Written task:
In your copy, include every line of the listing below exactly but none of the pictures.
--- BEGIN Source data ---
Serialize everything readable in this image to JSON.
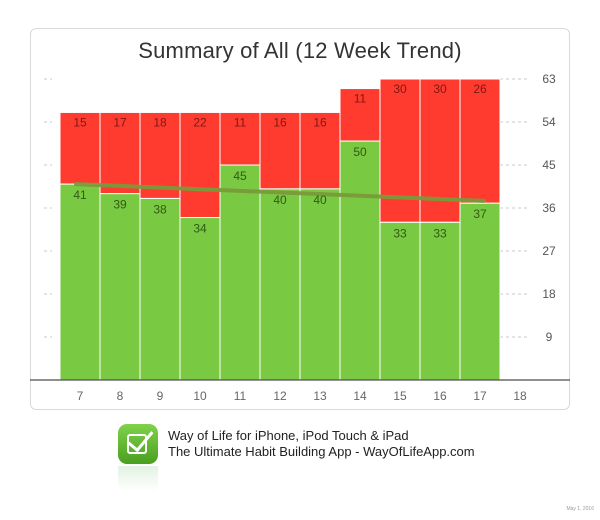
{
  "chart_data": {
    "type": "bar",
    "title": "Summary of All (12 Week Trend)",
    "categories": [
      "7",
      "8",
      "9",
      "10",
      "11",
      "12",
      "13",
      "14",
      "15",
      "16",
      "17"
    ],
    "x_tick_labels": [
      "7",
      "8",
      "9",
      "10",
      "11",
      "12",
      "13",
      "14",
      "15",
      "16",
      "17",
      "18"
    ],
    "series": [
      {
        "values": [
          41,
          39,
          38,
          34,
          45,
          40,
          40,
          50,
          33,
          33,
          37
        ],
        "color": "#7ac943"
      },
      {
        "values": [
          15,
          17,
          18,
          22,
          11,
          16,
          16,
          11,
          30,
          30,
          26
        ],
        "color": "#ff3b30"
      }
    ],
    "stacked": true,
    "trend_line": {
      "start": 41,
      "end": 37.5,
      "color": "#7a9a3a"
    },
    "ylim": [
      0,
      63
    ],
    "y_ticks": [
      9,
      18,
      27,
      36,
      45,
      54,
      63
    ],
    "axis_side": "right",
    "grid": true
  },
  "footer": {
    "line1": "Way of Life for iPhone, iPod Touch & iPad",
    "line2": "The Ultimate Habit Building App - WayOfLifeApp.com"
  },
  "date_stamp": "May 1, 2016"
}
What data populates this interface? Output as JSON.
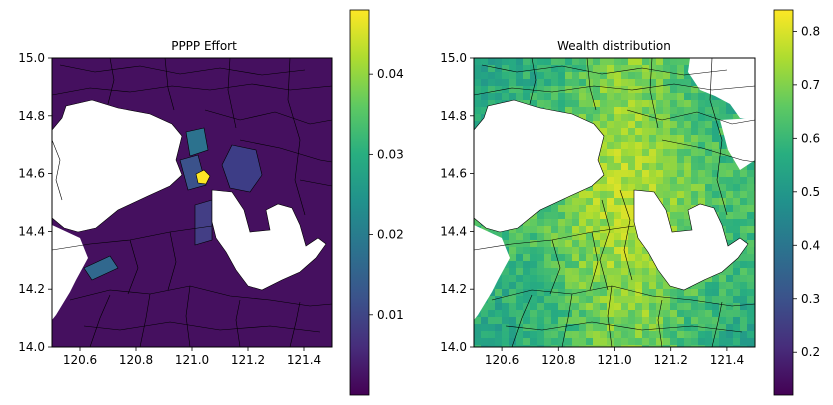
{
  "chart_data": [
    {
      "type": "heatmap",
      "title": "PPPP Effort",
      "xlabel": "",
      "ylabel": "",
      "xlim": [
        120.5,
        121.5
      ],
      "ylim": [
        14.0,
        15.0
      ],
      "xticks": [
        120.6,
        120.8,
        121.0,
        121.2,
        121.4
      ],
      "xtick_labels": [
        "120.6",
        "120.8",
        "121.0",
        "121.2",
        "121.4"
      ],
      "yticks": [
        14.0,
        14.2,
        14.4,
        14.6,
        14.8,
        15.0
      ],
      "ytick_labels": [
        "14.0",
        "14.2",
        "14.4",
        "14.6",
        "14.8",
        "15.0"
      ],
      "colormap": "viridis",
      "colorbar": {
        "range": [
          0.0,
          0.048
        ],
        "ticks": [
          0.01,
          0.02,
          0.03,
          0.04
        ],
        "tick_labels": [
          "0.01",
          "0.02",
          "0.03",
          "0.04"
        ]
      },
      "typical_value": 0.004,
      "hotspot": {
        "lon": 121.05,
        "lat": 14.59,
        "value": 0.048
      },
      "grid": false
    },
    {
      "type": "heatmap",
      "title": "Wealth distribution",
      "xlabel": "",
      "ylabel": "",
      "xlim": [
        120.5,
        121.5
      ],
      "ylim": [
        14.0,
        15.0
      ],
      "xticks": [
        120.6,
        120.8,
        121.0,
        121.2,
        121.4
      ],
      "xtick_labels": [
        "120.6",
        "120.8",
        "121.0",
        "121.2",
        "121.4"
      ],
      "yticks": [
        14.0,
        14.2,
        14.4,
        14.6,
        14.8,
        15.0
      ],
      "ytick_labels": [
        "14.0",
        "14.2",
        "14.4",
        "14.6",
        "14.8",
        "15.0"
      ],
      "colormap": "viridis",
      "colorbar": {
        "range": [
          0.12,
          0.84
        ],
        "ticks": [
          0.2,
          0.3,
          0.4,
          0.5,
          0.6,
          0.7,
          0.8
        ],
        "tick_labels": [
          "0.2",
          "0.3",
          "0.4",
          "0.5",
          "0.6",
          "0.7",
          "0.8"
        ]
      },
      "value_range_shown": [
        0.45,
        0.8
      ],
      "grid": false
    }
  ],
  "colors": {
    "viridis_low": "#440154",
    "viridis_mid": "#21918c",
    "viridis_high": "#fde725",
    "water": "#ffffff",
    "boundary": "#000000"
  }
}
--- END Source data ---
Response to the task:
Serialize everything readable in this image to JSON.
{
  "chart_data": {
    "type": "bar",
    "title": "Summary of All (12 Week Trend)",
    "categories": [
      "7",
      "8",
      "9",
      "10",
      "11",
      "12",
      "13",
      "14",
      "15",
      "16",
      "17"
    ],
    "x_tick_labels": [
      "7",
      "8",
      "9",
      "10",
      "11",
      "12",
      "13",
      "14",
      "15",
      "16",
      "17",
      "18"
    ],
    "series": [
      {
        "values": [
          41,
          39,
          38,
          34,
          45,
          40,
          40,
          50,
          33,
          33,
          37
        ],
        "color": "#7ac943"
      },
      {
        "values": [
          15,
          17,
          18,
          22,
          11,
          16,
          16,
          11,
          30,
          30,
          26
        ],
        "color": "#ff3b30"
      }
    ],
    "stacked": true,
    "trend_line": {
      "start": 41,
      "end": 37.5,
      "color": "#7a9a3a"
    },
    "ylim": [
      0,
      63
    ],
    "y_ticks": [
      9,
      18,
      27,
      36,
      45,
      54,
      63
    ],
    "axis_side": "right",
    "grid": true
  },
  "footer": {
    "line1": "Way of Life for iPhone, iPod Touch & iPad",
    "line2": "The Ultimate Habit Building App - WayOfLifeApp.com"
  },
  "date_stamp": "May 1, 2016"
}
What data populates this interface? Output as JSON.
{
  "chart_data": [
    {
      "type": "heatmap",
      "title": "PPPP Effort",
      "xlabel": "",
      "ylabel": "",
      "xlim": [
        120.5,
        121.5
      ],
      "ylim": [
        14.0,
        15.0
      ],
      "xticks": [
        120.6,
        120.8,
        121.0,
        121.2,
        121.4
      ],
      "xtick_labels": [
        "120.6",
        "120.8",
        "121.0",
        "121.2",
        "121.4"
      ],
      "yticks": [
        14.0,
        14.2,
        14.4,
        14.6,
        14.8,
        15.0
      ],
      "ytick_labels": [
        "14.0",
        "14.2",
        "14.4",
        "14.6",
        "14.8",
        "15.0"
      ],
      "colormap": "viridis",
      "colorbar": {
        "range": [
          0.0,
          0.048
        ],
        "ticks": [
          0.01,
          0.02,
          0.03,
          0.04
        ],
        "tick_labels": [
          "0.01",
          "0.02",
          "0.03",
          "0.04"
        ]
      },
      "typical_value": 0.004,
      "hotspot": {
        "lon": 121.05,
        "lat": 14.59,
        "value": 0.048
      },
      "grid": false
    },
    {
      "type": "heatmap",
      "title": "Wealth distribution",
      "xlabel": "",
      "ylabel": "",
      "xlim": [
        120.5,
        121.5
      ],
      "ylim": [
        14.0,
        15.0
      ],
      "xticks": [
        120.6,
        120.8,
        121.0,
        121.2,
        121.4
      ],
      "xtick_labels": [
        "120.6",
        "120.8",
        "121.0",
        "121.2",
        "121.4"
      ],
      "yticks": [
        14.0,
        14.2,
        14.4,
        14.6,
        14.8,
        15.0
      ],
      "ytick_labels": [
        "14.0",
        "14.2",
        "14.4",
        "14.6",
        "14.8",
        "15.0"
      ],
      "colormap": "viridis",
      "colorbar": {
        "range": [
          0.12,
          0.84
        ],
        "ticks": [
          0.2,
          0.3,
          0.4,
          0.5,
          0.6,
          0.7,
          0.8
        ],
        "tick_labels": [
          "0.2",
          "0.3",
          "0.4",
          "0.5",
          "0.6",
          "0.7",
          "0.8"
        ]
      },
      "value_range_shown": [
        0.45,
        0.8
      ],
      "grid": false
    }
  ],
  "colors": {
    "viridis_low": "#440154",
    "viridis_mid": "#21918c",
    "viridis_high": "#fde725",
    "water": "#ffffff",
    "boundary": "#000000"
  }
}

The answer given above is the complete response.